— GOALS —
a) Can you write out, word for word, the passage of the Red Sox blog below that opens with the words containing "I looked at" and closes with "of $7 per game."?
b) Could you carry the Red Sox blog below further, picking up right after its final sentence?

— ARTICLE —
----

I looked at my choice of yankee games: All available. Except Opening Day. Damn. But at least I can get any other one. Since I'm already going to Game 2, and the October Saturday game, I picked the July Saturday game. Chose best available. Got 4 Standing Room. $20 bucks a pop, plus $3.50 per ticket plus 7 dollar fee. (But they already got my $9.95...) As you may recall, I recently purchased two tickets to three Mets games for a TOTAL of $7 per game.

Not a bad deal, though, considering the demand. And my extreme love of the Red Sox and extreme hatred of the yanks. Bittersweet, knowing I got pretty close to Opening Day. But that July game rounds out the summer nicely. I've got every home Saturday in July, which is my favorite month to see baseball games, because it's hot and sticky. August is good, too. But it's got those "dog days" goin' for it, whereas the underrated July has to get by with no nicknamed days. But they're both good. And don't leave out my birth month of September--two thirds of it are part of summer, but it's considered a fall month. Terrible job, society.

All that's left now is getting tickets to see the Sox in Cleveland, on sale this Sunday at 10 AM, and then rob a couple of banks to get some money back into my account, and I'm squared away for the whole season.

I could have used my vacation time to go to Florida. Or Paris. Or the pyramids of Egypt. "Nah, you guys go ahead, I haven't seen the Sox play in Cleveland yet, so..."

Tuesday, March 01, 2005

The Big Oh-One

Welcome to Smarch. I am pysched. For baseballs flying over the Green Monster all summer long. I really love watching the Red Sox hit home runs. Home runs, people. Home runs. I guess I'm one of these people they were trying to cater to when they juiced the ball and the players, but screw home runs in general, they're only good if the Red Sox hit 'em. I never understand when people say "I like pitchers' duels," or "I love the long ball." I'll tell you what I love: The Red Sox pitchers pitching no-hitters and the Red Sox hitters walloping dongs. That sounds like an Australian Rules football team. The Walloping Dongs.

Alright, if it's a neutral game, or whiffle ball, I guess I can say I'm a hitting person. No, I take it all back, pitching's cool, too.

But still, when I'm listening to a game on the radio, and suddenly, say, the neighbor needs to borrow some Electrasol dishwasher detergent, but says it's no rush, am I gonna wait til the commercial after the Sox hit or after the other team hits? I'm gonna wait til after the Sox hit, because I want to, no, I feel I need to be there when they're up, because that's when they have a chance to score. Maybe this is my problem: Listening to the radio all my life, I've realized that pitching on the radio just isn't the same as hitting on the radio. I've never said the words, "Aw crap, I missed a fly out thrown by Bruce Hurst and caught by Dwight Evans!" But if you miss a home run by a Red Sox player, even on the radio, you feel you really missed something.

In real life news, the Supreme Court has made it illegal to execute people under 18 in the U.S. Hey, whatta ya know? We actually took a little step toward becoming a civilized nation...

----

— SOURCE DATA —
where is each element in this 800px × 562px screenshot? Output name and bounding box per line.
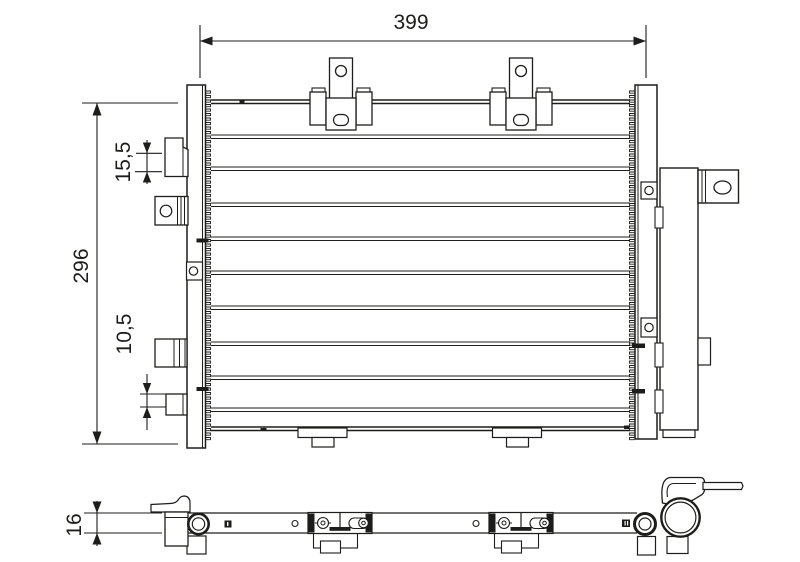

----

— RESPONSES BY TASK —
a)
I looked at my choice of yankee games: All available. Except Opening Day. Damn. But at least I can get any other one. Since I'm already going to Game 2, and the October Saturday game, I picked the July Saturday game. Chose best available. Got 4 Standing Room. $20 bucks a pop, plus $3.50 per ticket plus 7 dollar fee. (But they already got my $9.95...) As you may recall, I recently purchased two tickets to three Mets games for a TOTAL of $7 per game.

b)
Moving on, there's this thing in New York City, near the many Starbucks of Astor Place, that's, like, a 12 foot tall cube-statue. And at it's base is a flat, circular piece. If you push on the thing really hard (one person on each side works best), it starts to spin around on its base. Which looks really cool, if you didn't know it could spin, because the thing looks like a huge, immovable piece of stone. So me and Chan will always (alright, once or twice) charge at the thing when we're walking in that area, and start pushing at each side of the thing, spinning it around, and then casually walking on. I'm convinced tourists think I'm the coolest person in the world when we do this. And Chan, 2nd coolest, I guess. Well, terriblejobfully, the city has put rope around the "thing." You can't spin it anymore. Come on now. TJ. Maybe it got spun one too many times by people who thought they were the coolest person in the world. Also, I bet it has some special significance other than being "the thing that spins." But I'm not aware of what it is.

Sam, about what I was saying about Torre: I agree that they did a great job of getting to a position where they could win. My point is, doesn't going only that far go against everything the yankees stand for? At this point, they're just not gonna get any credit from me or anybody else for "almost winning."

Did the Red Sox try to take any credit for being one strike away in '86? No, and they actually could have, considering it was the closest they'd come in 68 years. Like in '75, we always did get credit for at least playing in one of the greatest Series' ever, and even Pete Rose, a member of the winning team, said that "there were no losers" in the '75 Series.

Whereas the yankees don't get any mulligans. Especially when they totally blow a series they should have won--as is their new tradition: '01, '04.

And when you say the odds are against the yanks, as in, they have a better chance to lose/blow a series because they're in the playoffs so much, well, I know what you mean, but the odds of a team blowing a 3-0 lead were about infinity to one. I wrote about this about a year ago (Torre talking about the team's great "near-win" in '01), see my post, brilliantly titled:
"Michael Puts the Kay In WeaKness." It's toward the end of the post.

Speaking of about a year ago, this blog turned 1 yesterday. You know I was 18 minutes shy of starting this blog on February 29th, 2004? Had I done that, it's first birthday would not have been until 2008. I always thought it would be cool to have your birthday be on Leap Day. The closest I've ever been to even knowing someone who had this anomaly was: I was standing in an elevator in college, and a girl in there was telling her friends, "We're taking my grandma out for her birthday, because she's turning eighteen." Nice.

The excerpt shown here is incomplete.